Task to complete. Report only how many lines hold the word "band".
--- start Exercise input ---
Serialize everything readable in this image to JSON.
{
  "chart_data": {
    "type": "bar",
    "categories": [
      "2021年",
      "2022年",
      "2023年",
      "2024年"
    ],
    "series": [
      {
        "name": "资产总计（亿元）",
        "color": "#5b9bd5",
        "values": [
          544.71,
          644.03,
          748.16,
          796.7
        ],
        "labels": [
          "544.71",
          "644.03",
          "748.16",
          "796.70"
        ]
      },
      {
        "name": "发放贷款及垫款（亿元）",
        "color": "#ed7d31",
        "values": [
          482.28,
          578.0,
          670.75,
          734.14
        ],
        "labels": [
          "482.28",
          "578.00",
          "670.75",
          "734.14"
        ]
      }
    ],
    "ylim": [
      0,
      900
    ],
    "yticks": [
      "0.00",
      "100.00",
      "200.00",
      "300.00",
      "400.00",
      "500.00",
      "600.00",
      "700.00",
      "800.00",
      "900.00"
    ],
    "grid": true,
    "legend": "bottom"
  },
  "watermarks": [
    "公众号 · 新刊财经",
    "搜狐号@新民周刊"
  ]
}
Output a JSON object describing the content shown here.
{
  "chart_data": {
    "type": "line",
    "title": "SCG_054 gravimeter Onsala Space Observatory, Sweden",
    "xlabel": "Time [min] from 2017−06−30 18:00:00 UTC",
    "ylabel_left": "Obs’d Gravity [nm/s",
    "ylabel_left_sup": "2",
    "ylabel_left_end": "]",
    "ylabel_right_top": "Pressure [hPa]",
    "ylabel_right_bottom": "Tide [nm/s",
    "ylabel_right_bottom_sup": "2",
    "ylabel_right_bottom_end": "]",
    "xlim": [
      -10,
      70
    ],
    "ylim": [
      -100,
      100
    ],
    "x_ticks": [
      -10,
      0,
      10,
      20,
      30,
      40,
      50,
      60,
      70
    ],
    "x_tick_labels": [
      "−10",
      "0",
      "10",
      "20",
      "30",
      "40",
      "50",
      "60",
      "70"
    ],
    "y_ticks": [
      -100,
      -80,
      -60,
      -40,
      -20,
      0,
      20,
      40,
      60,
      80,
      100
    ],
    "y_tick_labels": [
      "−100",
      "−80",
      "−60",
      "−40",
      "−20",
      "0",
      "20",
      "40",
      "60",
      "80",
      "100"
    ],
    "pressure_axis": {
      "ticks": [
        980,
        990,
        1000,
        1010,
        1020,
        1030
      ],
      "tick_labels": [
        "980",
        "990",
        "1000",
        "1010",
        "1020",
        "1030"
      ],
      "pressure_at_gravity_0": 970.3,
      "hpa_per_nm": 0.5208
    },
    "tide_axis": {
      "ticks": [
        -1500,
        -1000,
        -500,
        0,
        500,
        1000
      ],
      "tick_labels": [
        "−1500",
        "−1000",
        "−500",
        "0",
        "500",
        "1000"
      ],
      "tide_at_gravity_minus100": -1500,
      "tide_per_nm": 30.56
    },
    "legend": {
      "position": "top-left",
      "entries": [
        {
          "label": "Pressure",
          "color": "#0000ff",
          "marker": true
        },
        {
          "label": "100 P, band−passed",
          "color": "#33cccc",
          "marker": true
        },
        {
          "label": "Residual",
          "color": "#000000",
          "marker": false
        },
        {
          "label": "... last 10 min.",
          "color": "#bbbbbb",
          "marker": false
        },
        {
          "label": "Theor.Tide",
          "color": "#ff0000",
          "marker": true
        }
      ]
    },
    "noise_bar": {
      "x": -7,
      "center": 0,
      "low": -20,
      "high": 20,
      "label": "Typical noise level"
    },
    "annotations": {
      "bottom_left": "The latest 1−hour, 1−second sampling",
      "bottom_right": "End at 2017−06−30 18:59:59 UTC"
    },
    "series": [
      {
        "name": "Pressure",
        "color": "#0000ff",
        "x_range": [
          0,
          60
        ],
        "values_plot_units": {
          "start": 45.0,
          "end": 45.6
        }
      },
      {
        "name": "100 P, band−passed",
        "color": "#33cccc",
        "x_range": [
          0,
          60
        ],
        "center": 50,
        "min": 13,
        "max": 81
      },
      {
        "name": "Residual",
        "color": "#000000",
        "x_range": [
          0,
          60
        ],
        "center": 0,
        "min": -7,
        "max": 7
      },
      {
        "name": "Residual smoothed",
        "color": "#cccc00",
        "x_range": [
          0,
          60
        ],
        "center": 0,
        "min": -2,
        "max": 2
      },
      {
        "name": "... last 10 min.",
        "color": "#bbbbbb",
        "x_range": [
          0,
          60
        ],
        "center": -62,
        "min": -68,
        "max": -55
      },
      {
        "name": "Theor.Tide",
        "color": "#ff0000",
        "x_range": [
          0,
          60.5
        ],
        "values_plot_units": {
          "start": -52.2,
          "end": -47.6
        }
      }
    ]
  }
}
--- end Exercise input ---
Final result. 2